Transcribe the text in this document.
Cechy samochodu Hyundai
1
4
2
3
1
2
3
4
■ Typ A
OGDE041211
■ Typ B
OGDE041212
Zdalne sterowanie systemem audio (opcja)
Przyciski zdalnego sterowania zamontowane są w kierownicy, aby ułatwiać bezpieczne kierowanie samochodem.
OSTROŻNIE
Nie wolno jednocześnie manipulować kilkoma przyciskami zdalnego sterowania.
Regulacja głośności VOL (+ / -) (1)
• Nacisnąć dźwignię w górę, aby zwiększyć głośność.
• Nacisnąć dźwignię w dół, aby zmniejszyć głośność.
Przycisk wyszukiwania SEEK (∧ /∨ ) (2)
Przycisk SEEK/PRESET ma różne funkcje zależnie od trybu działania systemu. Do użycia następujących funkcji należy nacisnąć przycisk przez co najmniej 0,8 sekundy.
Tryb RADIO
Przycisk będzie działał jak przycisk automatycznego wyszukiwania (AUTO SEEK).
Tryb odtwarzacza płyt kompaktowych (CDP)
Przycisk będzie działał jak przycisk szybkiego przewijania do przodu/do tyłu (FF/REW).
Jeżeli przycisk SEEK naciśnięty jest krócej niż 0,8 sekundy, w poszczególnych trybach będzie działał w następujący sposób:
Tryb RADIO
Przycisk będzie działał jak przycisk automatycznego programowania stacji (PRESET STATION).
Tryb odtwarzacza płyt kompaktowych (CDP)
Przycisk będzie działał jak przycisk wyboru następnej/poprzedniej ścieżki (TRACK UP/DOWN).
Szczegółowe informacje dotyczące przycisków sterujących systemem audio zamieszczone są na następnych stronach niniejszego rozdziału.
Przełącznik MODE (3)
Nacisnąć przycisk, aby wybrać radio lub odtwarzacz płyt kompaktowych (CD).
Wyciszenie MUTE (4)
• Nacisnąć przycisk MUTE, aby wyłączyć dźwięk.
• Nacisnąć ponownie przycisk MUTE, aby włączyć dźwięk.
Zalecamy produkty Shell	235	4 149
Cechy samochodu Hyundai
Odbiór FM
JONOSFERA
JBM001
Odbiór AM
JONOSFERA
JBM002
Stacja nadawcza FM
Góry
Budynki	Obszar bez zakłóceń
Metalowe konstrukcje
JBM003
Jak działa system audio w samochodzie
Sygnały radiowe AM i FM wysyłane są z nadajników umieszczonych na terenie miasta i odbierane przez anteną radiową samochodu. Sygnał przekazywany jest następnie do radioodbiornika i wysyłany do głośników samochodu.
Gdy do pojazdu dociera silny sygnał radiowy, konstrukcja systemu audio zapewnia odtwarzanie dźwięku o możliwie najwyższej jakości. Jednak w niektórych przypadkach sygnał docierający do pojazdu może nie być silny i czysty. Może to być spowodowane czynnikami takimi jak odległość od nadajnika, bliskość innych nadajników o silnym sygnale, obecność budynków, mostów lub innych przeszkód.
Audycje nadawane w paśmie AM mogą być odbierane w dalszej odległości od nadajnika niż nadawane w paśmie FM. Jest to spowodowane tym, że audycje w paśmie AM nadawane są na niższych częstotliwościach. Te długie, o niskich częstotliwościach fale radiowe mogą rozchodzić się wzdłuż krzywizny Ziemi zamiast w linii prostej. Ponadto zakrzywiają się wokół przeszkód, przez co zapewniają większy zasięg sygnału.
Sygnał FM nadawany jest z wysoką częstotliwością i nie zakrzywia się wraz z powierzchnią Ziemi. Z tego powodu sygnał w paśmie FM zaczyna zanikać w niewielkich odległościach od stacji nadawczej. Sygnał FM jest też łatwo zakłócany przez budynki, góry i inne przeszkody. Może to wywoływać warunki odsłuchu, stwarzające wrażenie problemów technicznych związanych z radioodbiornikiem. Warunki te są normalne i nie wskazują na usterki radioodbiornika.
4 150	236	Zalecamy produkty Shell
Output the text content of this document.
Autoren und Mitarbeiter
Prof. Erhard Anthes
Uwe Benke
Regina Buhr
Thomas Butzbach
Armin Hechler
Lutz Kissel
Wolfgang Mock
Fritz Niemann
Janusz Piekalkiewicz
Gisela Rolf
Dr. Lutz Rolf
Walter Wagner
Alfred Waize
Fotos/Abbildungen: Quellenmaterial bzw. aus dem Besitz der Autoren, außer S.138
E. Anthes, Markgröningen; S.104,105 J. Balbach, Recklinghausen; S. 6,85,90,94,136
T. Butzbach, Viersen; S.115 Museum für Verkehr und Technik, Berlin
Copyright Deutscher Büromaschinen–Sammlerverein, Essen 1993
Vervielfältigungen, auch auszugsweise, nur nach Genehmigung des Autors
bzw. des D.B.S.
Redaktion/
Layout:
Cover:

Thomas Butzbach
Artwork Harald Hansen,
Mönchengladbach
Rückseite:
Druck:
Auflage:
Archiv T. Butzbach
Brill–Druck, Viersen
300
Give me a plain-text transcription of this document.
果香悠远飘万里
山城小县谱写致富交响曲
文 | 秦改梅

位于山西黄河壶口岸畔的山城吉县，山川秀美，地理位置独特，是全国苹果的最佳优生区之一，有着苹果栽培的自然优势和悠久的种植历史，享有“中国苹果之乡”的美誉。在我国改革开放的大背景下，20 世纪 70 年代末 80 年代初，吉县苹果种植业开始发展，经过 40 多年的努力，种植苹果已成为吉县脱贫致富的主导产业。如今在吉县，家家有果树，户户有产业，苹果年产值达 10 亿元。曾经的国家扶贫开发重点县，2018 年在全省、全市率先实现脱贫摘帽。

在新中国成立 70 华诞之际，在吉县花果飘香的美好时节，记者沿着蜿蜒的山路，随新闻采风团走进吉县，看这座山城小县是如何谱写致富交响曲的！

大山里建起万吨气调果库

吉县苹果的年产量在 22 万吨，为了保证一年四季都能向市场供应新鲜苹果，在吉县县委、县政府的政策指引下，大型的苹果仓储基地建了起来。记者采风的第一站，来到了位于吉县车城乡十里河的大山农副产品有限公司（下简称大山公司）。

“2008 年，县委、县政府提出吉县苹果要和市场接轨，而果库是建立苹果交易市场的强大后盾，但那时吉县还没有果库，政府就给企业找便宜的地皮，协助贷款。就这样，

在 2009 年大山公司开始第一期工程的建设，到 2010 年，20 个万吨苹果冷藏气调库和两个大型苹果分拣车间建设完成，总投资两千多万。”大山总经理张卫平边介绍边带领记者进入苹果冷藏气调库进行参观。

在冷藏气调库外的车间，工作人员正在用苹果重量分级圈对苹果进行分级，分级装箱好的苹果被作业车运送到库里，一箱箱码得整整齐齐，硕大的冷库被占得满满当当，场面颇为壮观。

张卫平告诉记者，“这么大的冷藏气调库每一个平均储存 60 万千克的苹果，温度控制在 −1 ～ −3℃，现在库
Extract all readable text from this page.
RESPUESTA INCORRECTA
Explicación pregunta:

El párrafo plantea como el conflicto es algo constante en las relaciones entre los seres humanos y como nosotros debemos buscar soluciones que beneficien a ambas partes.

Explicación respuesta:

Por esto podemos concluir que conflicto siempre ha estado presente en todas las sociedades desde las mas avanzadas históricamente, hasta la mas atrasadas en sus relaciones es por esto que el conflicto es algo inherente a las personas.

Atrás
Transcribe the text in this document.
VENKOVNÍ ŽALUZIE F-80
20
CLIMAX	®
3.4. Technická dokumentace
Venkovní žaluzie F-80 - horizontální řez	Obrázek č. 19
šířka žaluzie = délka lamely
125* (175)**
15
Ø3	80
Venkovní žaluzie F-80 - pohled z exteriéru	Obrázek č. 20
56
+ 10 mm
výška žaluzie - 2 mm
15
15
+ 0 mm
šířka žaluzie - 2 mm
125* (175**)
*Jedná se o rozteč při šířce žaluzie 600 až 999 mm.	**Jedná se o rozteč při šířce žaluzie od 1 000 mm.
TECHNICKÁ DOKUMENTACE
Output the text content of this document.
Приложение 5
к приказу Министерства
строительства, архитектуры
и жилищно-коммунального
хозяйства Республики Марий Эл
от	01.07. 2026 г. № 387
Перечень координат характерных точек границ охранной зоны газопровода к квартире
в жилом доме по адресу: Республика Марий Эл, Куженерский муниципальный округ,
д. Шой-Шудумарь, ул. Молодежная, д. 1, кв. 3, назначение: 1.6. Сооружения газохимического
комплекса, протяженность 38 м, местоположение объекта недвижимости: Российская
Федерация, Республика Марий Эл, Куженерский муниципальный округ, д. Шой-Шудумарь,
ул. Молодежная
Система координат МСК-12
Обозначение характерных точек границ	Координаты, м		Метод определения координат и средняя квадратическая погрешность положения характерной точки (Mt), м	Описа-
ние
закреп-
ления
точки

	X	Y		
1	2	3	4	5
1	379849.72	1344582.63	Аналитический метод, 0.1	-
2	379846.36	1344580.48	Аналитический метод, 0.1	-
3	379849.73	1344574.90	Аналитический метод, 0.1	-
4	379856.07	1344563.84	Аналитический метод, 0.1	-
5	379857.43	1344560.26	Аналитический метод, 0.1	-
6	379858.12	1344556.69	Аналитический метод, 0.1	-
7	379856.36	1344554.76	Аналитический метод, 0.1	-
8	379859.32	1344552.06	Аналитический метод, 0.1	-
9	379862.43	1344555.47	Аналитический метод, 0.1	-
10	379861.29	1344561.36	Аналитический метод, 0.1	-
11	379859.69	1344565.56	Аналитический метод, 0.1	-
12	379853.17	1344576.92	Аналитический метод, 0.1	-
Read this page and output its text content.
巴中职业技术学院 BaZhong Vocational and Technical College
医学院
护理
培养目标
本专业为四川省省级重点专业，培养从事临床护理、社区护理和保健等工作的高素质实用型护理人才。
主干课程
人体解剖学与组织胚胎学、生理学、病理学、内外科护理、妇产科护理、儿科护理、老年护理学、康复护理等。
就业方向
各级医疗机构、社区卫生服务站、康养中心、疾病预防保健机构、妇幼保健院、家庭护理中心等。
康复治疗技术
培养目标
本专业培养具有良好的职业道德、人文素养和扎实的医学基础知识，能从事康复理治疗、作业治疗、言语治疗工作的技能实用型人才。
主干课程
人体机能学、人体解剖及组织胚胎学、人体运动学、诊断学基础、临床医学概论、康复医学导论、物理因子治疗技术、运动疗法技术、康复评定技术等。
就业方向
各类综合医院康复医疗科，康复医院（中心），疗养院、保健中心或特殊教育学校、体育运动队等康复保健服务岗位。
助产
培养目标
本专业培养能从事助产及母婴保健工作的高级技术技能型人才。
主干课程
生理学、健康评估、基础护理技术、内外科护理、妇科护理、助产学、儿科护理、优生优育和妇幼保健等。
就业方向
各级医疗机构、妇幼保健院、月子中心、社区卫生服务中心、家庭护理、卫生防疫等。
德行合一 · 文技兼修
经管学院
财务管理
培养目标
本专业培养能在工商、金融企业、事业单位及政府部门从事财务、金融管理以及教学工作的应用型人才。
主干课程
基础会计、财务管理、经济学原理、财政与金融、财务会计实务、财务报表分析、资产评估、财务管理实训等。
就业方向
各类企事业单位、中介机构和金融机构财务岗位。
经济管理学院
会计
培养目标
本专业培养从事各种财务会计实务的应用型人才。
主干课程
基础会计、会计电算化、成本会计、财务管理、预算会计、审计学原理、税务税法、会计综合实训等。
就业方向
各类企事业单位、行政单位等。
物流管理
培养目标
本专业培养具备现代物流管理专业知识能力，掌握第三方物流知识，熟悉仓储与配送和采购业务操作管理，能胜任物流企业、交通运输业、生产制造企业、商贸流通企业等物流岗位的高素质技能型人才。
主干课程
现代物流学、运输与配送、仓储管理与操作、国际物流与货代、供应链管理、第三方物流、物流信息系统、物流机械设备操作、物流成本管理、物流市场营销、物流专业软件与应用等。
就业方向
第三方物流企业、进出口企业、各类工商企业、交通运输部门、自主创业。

——————

Task details: In the records above, find each line with the word "conflicto" and copy it.

Exercise answer:
El párrafo plantea como el conflicto es algo constante en las relaciones entre los seres humanos y como nosotros debemos buscar soluciones que beneficien a ambas partes.
Por esto podemos concluir que conflicto siempre ha estado presente en todas las sociedades desde las mas avanzadas históricamente, hasta la mas atrasadas en sus relaciones es por esto que el conflicto es algo inherente a las personas.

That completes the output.